┌──

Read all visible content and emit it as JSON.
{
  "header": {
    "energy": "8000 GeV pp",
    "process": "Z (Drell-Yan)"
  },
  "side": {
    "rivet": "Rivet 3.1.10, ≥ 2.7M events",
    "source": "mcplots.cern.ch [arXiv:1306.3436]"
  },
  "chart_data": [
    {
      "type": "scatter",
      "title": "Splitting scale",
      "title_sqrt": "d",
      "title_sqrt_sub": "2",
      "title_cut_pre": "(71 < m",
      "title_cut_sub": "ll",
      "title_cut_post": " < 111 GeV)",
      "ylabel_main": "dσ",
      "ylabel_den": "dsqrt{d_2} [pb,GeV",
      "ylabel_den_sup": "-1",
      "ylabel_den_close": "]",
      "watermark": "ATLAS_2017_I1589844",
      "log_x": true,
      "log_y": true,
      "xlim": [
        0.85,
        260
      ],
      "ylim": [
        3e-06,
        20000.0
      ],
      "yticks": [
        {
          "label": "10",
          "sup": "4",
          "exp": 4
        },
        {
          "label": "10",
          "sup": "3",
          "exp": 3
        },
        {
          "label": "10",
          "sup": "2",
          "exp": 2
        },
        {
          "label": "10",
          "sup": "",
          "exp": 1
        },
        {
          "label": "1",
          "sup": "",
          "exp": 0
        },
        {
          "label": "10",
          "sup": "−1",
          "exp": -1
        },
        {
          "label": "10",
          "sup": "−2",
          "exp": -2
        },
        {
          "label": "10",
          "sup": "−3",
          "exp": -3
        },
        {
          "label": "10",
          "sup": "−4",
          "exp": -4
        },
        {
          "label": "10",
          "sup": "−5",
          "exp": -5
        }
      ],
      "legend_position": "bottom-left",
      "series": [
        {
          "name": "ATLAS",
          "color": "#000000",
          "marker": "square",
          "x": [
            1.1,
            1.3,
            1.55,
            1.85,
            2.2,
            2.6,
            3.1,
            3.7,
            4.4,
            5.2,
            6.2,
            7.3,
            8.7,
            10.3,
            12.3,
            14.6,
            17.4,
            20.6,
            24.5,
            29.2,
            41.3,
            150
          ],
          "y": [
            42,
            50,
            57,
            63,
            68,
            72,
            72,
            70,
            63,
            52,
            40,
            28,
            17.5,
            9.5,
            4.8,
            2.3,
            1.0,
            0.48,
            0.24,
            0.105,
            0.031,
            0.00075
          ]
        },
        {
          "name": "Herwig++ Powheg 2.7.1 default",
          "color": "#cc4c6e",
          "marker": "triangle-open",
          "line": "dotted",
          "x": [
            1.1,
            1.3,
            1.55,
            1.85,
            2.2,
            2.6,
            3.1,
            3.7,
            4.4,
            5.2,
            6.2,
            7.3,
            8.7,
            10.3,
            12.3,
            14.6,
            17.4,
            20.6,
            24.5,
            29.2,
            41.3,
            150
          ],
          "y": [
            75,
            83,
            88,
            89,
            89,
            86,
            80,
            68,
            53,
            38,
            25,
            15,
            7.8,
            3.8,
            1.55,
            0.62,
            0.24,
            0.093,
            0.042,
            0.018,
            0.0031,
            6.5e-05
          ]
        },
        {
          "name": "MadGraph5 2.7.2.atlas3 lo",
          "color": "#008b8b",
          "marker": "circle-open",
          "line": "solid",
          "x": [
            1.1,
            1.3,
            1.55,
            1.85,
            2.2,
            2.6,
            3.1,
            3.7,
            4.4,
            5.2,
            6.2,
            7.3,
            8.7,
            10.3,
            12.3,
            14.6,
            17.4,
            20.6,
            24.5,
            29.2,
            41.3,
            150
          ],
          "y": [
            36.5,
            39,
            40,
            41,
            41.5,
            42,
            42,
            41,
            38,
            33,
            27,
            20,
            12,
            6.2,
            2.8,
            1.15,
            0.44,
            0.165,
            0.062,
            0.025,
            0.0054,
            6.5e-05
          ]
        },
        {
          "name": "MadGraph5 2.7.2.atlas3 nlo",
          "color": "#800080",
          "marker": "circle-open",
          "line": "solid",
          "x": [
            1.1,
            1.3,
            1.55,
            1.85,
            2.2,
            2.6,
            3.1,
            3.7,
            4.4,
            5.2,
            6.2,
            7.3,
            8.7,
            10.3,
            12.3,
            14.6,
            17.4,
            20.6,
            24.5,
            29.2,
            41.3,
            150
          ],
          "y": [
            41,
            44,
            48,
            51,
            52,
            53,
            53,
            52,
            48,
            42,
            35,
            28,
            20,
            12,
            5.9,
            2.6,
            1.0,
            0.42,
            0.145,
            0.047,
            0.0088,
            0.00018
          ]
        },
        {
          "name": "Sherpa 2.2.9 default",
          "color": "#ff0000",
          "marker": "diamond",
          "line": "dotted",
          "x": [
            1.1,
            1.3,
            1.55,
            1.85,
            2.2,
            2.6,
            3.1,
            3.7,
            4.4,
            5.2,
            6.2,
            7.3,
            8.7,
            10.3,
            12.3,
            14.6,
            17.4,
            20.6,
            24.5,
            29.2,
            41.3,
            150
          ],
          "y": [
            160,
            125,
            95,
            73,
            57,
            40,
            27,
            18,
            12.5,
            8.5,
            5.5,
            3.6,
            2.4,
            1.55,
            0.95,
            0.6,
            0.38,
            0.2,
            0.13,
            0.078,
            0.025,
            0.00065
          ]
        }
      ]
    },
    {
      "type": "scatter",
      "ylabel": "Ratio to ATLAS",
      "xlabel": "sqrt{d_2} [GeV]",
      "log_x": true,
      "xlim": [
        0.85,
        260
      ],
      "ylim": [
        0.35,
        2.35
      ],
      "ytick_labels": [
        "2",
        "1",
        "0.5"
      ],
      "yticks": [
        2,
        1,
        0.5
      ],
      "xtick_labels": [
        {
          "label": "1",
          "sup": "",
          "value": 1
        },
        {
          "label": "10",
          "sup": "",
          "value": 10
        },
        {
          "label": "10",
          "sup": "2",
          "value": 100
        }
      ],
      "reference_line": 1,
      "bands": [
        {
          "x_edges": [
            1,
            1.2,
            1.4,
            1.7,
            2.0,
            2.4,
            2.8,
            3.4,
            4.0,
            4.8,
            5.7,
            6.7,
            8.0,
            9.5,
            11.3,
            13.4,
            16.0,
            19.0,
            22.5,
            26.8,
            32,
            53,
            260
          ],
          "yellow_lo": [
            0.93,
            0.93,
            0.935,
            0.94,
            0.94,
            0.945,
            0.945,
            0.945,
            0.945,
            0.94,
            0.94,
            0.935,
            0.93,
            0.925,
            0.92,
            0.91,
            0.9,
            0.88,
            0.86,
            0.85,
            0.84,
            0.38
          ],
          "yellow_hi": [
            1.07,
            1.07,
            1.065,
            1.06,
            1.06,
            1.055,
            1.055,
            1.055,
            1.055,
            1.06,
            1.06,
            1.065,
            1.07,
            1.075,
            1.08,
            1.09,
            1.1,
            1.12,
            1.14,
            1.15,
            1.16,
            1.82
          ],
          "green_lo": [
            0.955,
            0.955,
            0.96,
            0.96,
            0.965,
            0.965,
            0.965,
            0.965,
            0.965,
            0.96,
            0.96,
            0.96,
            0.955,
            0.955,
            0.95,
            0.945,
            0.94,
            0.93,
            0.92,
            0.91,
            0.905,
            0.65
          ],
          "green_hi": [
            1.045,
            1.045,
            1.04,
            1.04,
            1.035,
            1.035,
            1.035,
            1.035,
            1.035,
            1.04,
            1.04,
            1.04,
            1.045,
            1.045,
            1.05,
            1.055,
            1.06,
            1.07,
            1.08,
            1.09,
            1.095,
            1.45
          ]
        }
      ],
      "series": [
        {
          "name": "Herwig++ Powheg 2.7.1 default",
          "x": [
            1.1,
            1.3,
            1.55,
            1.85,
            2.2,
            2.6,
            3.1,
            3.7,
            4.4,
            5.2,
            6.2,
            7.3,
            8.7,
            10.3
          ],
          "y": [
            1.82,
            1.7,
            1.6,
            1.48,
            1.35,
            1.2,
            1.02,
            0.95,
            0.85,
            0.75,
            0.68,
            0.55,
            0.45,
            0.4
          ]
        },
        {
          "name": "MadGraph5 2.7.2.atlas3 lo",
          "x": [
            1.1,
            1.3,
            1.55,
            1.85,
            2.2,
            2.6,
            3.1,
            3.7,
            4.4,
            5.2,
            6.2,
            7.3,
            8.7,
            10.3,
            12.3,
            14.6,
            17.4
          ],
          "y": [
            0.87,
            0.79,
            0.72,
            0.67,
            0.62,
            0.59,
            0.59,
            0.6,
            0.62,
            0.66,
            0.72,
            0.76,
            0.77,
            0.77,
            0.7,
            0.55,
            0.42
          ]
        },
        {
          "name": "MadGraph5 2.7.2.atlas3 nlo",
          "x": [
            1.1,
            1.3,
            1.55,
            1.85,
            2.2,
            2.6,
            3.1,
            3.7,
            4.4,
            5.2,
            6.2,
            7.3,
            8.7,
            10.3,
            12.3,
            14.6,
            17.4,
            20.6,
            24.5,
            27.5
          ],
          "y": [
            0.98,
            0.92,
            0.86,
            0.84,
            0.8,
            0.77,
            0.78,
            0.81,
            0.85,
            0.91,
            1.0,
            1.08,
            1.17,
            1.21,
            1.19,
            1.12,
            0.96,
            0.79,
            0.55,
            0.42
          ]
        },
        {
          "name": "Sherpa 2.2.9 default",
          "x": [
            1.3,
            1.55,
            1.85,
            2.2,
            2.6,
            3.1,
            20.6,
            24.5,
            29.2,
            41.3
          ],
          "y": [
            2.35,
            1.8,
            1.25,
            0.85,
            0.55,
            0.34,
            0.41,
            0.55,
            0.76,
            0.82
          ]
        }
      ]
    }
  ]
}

└──

◆ Written task
Among the lines of the material, find those that hold the word "marker" and copy them.

◆ Solution to this problem
          "marker": "square",
          "marker": "triangle-open",
          "marker": "circle-open",
          "marker": "circle-open",
          "marker": "diamond",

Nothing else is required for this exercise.